YOUR TASK.
Copy exactly the last part of the entries, starting from the line with "Give me a plain-text" and including the final line.

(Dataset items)
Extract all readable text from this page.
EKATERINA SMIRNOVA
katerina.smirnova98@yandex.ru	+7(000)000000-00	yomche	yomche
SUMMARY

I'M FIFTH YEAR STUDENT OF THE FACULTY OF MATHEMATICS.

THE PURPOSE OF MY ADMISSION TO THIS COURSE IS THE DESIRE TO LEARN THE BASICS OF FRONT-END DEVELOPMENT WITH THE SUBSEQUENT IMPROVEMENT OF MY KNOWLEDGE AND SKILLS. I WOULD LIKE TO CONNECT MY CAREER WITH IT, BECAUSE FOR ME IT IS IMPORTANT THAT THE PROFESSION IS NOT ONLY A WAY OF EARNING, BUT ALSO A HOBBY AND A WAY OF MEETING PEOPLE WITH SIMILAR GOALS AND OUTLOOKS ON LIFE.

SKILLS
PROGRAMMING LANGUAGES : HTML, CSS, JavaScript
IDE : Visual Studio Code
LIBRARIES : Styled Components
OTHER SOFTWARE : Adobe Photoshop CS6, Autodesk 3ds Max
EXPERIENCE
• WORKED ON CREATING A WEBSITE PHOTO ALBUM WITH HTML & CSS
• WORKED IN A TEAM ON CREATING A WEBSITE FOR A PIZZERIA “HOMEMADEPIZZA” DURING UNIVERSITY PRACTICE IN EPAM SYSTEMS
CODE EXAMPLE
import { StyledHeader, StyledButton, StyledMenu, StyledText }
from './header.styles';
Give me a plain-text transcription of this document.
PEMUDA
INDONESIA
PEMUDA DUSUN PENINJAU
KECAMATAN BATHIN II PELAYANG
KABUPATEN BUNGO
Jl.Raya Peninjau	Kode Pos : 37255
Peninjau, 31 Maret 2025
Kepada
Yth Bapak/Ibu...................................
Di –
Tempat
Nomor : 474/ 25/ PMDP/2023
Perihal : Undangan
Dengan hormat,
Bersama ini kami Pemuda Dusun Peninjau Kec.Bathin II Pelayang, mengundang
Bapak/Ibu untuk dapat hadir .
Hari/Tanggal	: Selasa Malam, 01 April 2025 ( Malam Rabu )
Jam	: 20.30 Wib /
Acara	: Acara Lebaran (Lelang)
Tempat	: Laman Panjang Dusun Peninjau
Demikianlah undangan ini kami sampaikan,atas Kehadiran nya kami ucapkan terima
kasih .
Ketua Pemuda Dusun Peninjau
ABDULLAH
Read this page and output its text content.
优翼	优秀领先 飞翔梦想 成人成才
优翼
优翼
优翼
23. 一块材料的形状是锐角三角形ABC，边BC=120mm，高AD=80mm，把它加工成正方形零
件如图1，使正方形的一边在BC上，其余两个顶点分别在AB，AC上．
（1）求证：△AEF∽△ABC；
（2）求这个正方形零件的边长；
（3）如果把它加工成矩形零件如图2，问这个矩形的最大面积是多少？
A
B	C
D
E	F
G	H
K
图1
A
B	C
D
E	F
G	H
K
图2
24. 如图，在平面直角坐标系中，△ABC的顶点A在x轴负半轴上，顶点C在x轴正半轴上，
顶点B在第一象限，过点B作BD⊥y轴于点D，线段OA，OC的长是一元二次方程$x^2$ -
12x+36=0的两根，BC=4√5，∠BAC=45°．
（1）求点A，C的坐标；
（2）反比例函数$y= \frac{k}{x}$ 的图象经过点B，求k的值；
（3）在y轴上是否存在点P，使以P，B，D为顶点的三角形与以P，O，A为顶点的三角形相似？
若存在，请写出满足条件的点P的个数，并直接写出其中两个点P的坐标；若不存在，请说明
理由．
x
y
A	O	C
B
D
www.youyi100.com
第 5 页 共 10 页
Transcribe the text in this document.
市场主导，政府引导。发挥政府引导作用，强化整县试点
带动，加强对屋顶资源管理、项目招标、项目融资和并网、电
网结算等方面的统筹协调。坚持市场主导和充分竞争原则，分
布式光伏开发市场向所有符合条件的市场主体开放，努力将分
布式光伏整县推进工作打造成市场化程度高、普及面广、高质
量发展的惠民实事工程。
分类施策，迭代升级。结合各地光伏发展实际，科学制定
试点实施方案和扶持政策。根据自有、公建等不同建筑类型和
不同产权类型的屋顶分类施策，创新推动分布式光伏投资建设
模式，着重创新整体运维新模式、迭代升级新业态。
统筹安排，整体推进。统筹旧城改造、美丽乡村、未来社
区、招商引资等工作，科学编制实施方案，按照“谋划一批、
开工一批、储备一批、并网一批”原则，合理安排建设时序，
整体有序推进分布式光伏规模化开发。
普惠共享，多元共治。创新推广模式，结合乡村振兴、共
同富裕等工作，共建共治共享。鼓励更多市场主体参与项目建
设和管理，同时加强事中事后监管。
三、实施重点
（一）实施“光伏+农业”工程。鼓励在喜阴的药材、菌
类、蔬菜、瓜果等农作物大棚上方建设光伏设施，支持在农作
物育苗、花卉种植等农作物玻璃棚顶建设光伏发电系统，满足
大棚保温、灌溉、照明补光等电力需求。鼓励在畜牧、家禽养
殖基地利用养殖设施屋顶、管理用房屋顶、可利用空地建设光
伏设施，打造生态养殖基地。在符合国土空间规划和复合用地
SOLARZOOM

ANSWER IN FULL.
Give me a plain-text transcription of this document.
PEMUDA
INDONESIA
PEMUDA DUSUN PENINJAU
KECAMATAN BATHIN II PELAYANG
KABUPATEN BUNGO
Jl.Raya Peninjau	Kode Pos : 37255
Peninjau, 31 Maret 2025
Kepada
Yth Bapak/Ibu...................................
Di –
Tempat
Nomor : 474/ 25/ PMDP/2023
Perihal : Undangan
Dengan hormat,
Bersama ini kami Pemuda Dusun Peninjau Kec.Bathin II Pelayang, mengundang
Bapak/Ibu untuk dapat hadir .
Hari/Tanggal	: Selasa Malam, 01 April 2025 ( Malam Rabu )
Jam	: 20.30 Wib /
Acara	: Acara Lebaran (Lelang)
Tempat	: Laman Panjang Dusun Peninjau
Demikianlah undangan ini kami sampaikan,atas Kehadiran nya kami ucapkan terima
kasih .
Ketua Pemuda Dusun Peninjau
ABDULLAH
Read this page and output its text content.
优翼	优秀领先 飞翔梦想 成人成才
优翼
优翼
优翼
23. 一块材料的形状是锐角三角形ABC，边BC=120mm，高AD=80mm，把它加工成正方形零
件如图1，使正方形的一边在BC上，其余两个顶点分别在AB，AC上．
（1）求证：△AEF∽△ABC；
（2）求这个正方形零件的边长；
（3）如果把它加工成矩形零件如图2，问这个矩形的最大面积是多少？
A
B	C
D
E	F
G	H
K
图1
A
B	C
D
E	F
G	H
K
图2
24. 如图，在平面直角坐标系中，△ABC的顶点A在x轴负半轴上，顶点C在x轴正半轴上，
顶点B在第一象限，过点B作BD⊥y轴于点D，线段OA，OC的长是一元二次方程$x^2$ -
12x+36=0的两根，BC=4√5，∠BAC=45°．
（1）求点A，C的坐标；
（2）反比例函数$y= \frac{k}{x}$ 的图象经过点B，求k的值；
（3）在y轴上是否存在点P，使以P，B，D为顶点的三角形与以P，O，A为顶点的三角形相似？
若存在，请写出满足条件的点P的个数，并直接写出其中两个点P的坐标；若不存在，请说明
理由．
x
y
A	O	C
B
D
www.youyi100.com
第 5 页 共 10 页
Transcribe the text in this document.
市场主导，政府引导。发挥政府引导作用，强化整县试点
带动，加强对屋顶资源管理、项目招标、项目融资和并网、电
网结算等方面的统筹协调。坚持市场主导和充分竞争原则，分
布式光伏开发市场向所有符合条件的市场主体开放，努力将分
布式光伏整县推进工作打造成市场化程度高、普及面广、高质
量发展的惠民实事工程。
分类施策，迭代升级。结合各地光伏发展实际，科学制定
试点实施方案和扶持政策。根据自有、公建等不同建筑类型和
不同产权类型的屋顶分类施策，创新推动分布式光伏投资建设
模式，着重创新整体运维新模式、迭代升级新业态。
统筹安排，整体推进。统筹旧城改造、美丽乡村、未来社
区、招商引资等工作，科学编制实施方案，按照“谋划一批、
开工一批、储备一批、并网一批”原则，合理安排建设时序，
整体有序推进分布式光伏规模化开发。
普惠共享，多元共治。创新推广模式，结合乡村振兴、共
同富裕等工作，共建共治共享。鼓励更多市场主体参与项目建
设和管理，同时加强事中事后监管。
三、实施重点
（一）实施“光伏+农业”工程。鼓励在喜阴的药材、菌
类、蔬菜、瓜果等农作物大棚上方建设光伏设施，支持在农作
物育苗、花卉种植等农作物玻璃棚顶建设光伏发电系统，满足
大棚保温、灌溉、照明补光等电力需求。鼓励在畜牧、家禽养
殖基地利用养殖设施屋顶、管理用房屋顶、可利用空地建设光
伏设施，打造生态养殖基地。在符合国土空间规划和复合用地
SOLARZOOM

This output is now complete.